# THE PROBLEM
Determine the number of lines holding the word "έχουμε"; answer with that number only.

# DATA LISTING
-.-.-

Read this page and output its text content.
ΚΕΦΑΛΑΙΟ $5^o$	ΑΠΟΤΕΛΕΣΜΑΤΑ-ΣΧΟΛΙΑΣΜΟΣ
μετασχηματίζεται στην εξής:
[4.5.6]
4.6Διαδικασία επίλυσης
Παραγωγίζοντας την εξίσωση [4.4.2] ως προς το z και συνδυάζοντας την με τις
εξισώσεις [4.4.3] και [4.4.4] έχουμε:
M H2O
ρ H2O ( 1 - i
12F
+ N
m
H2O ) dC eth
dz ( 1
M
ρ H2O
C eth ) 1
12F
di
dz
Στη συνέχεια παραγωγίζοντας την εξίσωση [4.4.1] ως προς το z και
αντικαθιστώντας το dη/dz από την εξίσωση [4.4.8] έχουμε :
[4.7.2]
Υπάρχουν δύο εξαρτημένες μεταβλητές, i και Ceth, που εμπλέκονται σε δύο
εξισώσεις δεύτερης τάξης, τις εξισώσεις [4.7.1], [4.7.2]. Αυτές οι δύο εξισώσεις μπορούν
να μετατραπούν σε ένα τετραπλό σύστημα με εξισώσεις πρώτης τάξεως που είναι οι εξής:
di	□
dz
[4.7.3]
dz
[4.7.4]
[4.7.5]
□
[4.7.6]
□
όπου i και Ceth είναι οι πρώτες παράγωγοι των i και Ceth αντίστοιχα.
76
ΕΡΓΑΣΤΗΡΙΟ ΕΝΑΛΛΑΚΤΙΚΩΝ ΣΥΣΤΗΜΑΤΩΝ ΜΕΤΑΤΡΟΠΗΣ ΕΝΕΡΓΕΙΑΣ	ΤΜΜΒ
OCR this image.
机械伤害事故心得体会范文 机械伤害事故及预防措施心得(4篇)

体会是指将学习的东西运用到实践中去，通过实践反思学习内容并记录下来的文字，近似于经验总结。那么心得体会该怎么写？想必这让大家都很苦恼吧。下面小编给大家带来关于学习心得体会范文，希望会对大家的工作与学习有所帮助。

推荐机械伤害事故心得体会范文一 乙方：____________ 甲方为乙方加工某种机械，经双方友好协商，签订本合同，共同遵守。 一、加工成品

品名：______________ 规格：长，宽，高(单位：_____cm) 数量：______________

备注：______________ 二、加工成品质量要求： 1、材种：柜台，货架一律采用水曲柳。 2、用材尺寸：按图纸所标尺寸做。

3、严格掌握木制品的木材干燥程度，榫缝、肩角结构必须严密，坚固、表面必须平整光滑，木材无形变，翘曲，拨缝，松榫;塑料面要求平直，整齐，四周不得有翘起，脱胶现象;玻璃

-.-.-

# PROBLEM SOLUTION
2